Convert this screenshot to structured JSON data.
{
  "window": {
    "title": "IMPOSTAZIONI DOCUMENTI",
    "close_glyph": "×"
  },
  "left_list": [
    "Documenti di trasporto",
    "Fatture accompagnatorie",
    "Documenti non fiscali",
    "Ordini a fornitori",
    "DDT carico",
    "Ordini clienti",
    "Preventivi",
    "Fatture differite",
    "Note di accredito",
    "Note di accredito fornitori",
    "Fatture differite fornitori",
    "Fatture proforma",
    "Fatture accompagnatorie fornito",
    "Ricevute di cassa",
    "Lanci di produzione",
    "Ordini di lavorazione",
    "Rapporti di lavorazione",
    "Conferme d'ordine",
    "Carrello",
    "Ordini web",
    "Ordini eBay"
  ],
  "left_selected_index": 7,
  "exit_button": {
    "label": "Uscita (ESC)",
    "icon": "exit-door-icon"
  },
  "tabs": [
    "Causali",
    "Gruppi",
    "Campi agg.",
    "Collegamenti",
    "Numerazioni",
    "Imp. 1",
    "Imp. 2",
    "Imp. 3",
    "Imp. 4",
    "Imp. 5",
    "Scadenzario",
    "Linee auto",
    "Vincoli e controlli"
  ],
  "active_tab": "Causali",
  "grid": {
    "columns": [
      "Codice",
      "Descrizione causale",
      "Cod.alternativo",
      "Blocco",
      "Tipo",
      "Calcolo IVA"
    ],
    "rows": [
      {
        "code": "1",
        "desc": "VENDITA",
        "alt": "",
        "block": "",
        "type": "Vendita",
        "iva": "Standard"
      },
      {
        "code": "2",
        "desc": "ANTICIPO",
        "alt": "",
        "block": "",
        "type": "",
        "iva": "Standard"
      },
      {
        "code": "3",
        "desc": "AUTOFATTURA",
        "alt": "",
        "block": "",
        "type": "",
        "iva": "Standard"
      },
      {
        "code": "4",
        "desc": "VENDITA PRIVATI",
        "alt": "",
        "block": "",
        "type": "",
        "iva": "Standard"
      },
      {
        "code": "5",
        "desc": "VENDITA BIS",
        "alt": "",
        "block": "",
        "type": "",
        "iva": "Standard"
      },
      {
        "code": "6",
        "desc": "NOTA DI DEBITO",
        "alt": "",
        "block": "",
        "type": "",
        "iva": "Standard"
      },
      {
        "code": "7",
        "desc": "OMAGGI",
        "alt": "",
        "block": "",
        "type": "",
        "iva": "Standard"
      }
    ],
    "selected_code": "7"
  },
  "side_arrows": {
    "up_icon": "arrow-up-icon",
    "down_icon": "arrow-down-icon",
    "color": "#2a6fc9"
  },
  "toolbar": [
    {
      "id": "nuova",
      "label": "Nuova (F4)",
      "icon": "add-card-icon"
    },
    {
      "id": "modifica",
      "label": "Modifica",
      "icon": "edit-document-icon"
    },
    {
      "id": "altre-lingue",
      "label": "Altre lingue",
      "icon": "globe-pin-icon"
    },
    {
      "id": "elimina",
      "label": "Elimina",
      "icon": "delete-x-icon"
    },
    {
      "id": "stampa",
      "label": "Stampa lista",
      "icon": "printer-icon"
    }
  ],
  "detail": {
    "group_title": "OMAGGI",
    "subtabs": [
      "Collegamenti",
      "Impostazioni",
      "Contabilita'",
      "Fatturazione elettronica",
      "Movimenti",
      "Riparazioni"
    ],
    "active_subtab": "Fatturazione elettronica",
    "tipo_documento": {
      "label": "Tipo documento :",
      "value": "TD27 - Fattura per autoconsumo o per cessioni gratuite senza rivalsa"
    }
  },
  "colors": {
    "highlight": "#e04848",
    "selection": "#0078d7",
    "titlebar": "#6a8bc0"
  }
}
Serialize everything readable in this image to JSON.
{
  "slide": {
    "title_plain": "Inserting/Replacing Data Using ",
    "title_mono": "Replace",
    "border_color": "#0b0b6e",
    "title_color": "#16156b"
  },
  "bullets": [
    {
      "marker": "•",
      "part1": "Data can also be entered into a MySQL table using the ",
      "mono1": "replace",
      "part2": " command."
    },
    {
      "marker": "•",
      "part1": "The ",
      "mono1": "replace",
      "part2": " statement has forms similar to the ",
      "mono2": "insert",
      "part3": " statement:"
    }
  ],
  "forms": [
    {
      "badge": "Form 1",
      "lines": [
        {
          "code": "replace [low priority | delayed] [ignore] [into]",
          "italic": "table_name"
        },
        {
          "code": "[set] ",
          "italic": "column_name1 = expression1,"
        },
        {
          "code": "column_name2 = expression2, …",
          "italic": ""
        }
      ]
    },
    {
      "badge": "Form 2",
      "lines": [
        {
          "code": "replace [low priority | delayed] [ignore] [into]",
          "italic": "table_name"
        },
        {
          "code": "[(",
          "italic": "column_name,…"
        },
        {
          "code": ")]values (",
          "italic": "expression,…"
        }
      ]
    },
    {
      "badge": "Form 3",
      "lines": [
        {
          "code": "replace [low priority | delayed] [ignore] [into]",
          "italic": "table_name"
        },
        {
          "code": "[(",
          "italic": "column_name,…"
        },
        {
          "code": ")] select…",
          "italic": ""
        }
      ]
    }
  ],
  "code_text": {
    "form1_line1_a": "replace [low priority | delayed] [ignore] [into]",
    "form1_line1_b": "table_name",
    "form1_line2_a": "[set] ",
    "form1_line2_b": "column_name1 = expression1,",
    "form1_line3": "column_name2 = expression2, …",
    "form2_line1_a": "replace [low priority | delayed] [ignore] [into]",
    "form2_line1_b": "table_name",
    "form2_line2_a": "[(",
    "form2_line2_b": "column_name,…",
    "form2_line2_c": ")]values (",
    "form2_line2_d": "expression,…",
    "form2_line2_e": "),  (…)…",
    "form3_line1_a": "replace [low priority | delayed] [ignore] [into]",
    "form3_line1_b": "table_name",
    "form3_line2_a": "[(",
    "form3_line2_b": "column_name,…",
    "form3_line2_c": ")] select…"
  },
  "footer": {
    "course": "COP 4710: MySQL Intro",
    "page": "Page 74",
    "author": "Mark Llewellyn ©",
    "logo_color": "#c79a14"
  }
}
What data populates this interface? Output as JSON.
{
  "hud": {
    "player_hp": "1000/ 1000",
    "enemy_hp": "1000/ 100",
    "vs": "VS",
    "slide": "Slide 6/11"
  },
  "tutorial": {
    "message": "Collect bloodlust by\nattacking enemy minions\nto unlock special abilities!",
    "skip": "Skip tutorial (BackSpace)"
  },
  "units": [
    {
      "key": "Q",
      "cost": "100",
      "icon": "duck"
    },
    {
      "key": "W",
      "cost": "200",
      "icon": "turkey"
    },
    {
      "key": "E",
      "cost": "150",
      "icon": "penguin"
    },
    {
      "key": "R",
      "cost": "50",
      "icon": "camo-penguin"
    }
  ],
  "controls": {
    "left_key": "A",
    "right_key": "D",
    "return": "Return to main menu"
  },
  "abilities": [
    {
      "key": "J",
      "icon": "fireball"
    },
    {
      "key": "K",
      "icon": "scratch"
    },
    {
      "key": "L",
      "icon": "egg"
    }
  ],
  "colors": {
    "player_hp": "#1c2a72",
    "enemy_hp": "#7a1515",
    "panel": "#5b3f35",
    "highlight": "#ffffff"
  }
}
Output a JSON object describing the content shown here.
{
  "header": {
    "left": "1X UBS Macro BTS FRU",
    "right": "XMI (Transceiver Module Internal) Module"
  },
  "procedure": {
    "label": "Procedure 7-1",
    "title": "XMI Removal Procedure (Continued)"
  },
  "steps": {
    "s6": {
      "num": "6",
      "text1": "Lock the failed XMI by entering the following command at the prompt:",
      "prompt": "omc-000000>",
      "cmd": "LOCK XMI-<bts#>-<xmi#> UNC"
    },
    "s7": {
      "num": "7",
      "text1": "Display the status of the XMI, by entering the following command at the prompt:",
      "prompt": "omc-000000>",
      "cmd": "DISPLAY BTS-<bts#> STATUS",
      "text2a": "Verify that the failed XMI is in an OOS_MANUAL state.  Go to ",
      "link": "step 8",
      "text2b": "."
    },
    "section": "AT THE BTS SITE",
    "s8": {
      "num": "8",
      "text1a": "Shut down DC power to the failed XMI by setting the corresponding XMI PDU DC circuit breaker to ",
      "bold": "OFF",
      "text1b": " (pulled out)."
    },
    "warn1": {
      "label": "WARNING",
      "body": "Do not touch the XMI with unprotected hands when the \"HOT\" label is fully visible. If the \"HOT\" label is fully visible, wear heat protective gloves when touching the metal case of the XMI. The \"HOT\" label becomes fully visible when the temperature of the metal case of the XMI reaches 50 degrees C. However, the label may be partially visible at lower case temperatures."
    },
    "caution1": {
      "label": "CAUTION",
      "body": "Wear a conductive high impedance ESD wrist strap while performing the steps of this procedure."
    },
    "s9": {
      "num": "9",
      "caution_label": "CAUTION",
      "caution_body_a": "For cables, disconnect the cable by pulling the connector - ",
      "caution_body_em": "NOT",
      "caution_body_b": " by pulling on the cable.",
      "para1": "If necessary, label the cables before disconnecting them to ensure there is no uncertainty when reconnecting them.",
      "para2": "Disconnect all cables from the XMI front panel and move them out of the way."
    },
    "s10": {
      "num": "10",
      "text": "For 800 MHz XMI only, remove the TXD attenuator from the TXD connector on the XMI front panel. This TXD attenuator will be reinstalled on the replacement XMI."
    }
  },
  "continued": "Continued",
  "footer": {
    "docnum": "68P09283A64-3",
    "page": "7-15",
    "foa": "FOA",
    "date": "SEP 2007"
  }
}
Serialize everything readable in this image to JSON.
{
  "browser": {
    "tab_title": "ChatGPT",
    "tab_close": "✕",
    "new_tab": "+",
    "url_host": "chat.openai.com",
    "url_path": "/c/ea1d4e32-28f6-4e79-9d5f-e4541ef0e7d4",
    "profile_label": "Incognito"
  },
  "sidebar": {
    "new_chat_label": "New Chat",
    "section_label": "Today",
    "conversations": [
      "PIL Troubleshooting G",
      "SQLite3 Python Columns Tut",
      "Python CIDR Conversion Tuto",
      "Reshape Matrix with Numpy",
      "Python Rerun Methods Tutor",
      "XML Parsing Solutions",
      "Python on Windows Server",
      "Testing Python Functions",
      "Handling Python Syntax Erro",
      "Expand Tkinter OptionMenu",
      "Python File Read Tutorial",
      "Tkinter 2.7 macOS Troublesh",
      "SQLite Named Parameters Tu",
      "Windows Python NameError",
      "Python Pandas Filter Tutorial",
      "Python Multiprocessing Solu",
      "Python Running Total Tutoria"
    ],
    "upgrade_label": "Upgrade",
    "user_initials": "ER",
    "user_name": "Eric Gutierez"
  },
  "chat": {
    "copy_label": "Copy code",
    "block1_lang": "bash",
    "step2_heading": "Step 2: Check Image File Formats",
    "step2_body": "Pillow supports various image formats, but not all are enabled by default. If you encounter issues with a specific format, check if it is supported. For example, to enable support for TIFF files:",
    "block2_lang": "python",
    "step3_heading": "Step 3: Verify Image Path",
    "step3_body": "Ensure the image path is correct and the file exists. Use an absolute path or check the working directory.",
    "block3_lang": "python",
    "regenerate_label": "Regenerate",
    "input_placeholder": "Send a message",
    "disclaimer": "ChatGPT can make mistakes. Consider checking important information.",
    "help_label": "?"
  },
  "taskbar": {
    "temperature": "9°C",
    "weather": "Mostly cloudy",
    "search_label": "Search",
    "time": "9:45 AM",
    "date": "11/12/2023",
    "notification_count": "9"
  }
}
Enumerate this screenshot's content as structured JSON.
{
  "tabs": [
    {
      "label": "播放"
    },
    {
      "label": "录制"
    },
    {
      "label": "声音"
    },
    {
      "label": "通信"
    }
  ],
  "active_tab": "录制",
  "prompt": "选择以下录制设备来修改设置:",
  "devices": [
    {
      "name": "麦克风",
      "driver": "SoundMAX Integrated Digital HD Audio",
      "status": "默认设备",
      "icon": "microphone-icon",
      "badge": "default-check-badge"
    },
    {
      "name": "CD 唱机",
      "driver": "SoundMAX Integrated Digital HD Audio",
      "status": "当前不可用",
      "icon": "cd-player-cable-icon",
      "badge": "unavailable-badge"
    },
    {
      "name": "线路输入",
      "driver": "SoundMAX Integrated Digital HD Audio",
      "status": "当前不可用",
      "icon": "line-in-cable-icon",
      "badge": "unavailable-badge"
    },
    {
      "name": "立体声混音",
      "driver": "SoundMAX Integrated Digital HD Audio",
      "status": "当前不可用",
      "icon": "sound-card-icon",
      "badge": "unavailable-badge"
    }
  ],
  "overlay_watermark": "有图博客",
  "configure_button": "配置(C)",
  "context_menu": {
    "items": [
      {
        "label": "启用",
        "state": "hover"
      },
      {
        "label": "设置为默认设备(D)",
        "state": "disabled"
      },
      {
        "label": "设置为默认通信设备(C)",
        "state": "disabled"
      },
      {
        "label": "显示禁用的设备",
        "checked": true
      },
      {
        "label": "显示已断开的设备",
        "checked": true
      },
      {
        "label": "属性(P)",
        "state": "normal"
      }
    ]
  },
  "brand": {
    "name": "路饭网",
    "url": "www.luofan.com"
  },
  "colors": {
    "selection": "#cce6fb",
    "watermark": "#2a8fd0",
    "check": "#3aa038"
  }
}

☆ ☆ ☆ ☆ ☆

### [Stated problem]
In the records above, locate the line that contains "Enumerate this screenshot's". Repeat it and every line after it, exactly, and nothing else.

### [The response]
Enumerate this screenshot's content as structured JSON.
{
  "tabs": [
    {
      "label": "播放"
    },
    {
      "label": "录制"
    },
    {
      "label": "声音"
    },
    {
      "label": "通信"
    }
  ],
  "active_tab": "录制",
  "prompt": "选择以下录制设备来修改设置:",
  "devices": [
    {
      "name": "麦克风",
      "driver": "SoundMAX Integrated Digital HD Audio",
      "status": "默认设备",
      "icon": "microphone-icon",
      "badge": "default-check-badge"
    },
    {
      "name": "CD 唱机",
      "driver": "SoundMAX Integrated Digital HD Audio",
      "status": "当前不可用",
      "icon": "cd-player-cable-icon",
      "badge": "unavailable-badge"
    },
    {
      "name": "线路输入",
      "driver": "SoundMAX Integrated Digital HD Audio",
      "status": "当前不可用",
      "icon": "line-in-cable-icon",
      "badge": "unavailable-badge"
    },
    {
      "name": "立体声混音",
      "driver": "SoundMAX Integrated Digital HD Audio",
      "status": "当前不可用",
      "icon": "sound-card-icon",
      "badge": "unavailable-badge"
    }
  ],
  "overlay_watermark": "有图博客",
  "configure_button": "配置(C)",
  "context_menu": {
    "items": [
      {
        "label": "启用",
        "state": "hover"
      },
      {
        "label": "设置为默认设备(D)",
        "state": "disabled"
      },
      {
        "label": "设置为默认通信设备(C)",
        "state": "disabled"
      },
      {
        "label": "显示禁用的设备",
        "checked": true
      },
      {
        "label": "显示已断开的设备",
        "checked": true
      },
      {
        "label": "属性(P)",
        "state": "normal"
      }
    ]
  },
  "brand": {
    "name": "路饭网",
    "url": "www.luofan.com"
  },
  "colors": {
    "selection": "#cce6fb",
    "watermark": "#2a8fd0",
    "check": "#3aa038"
  }
}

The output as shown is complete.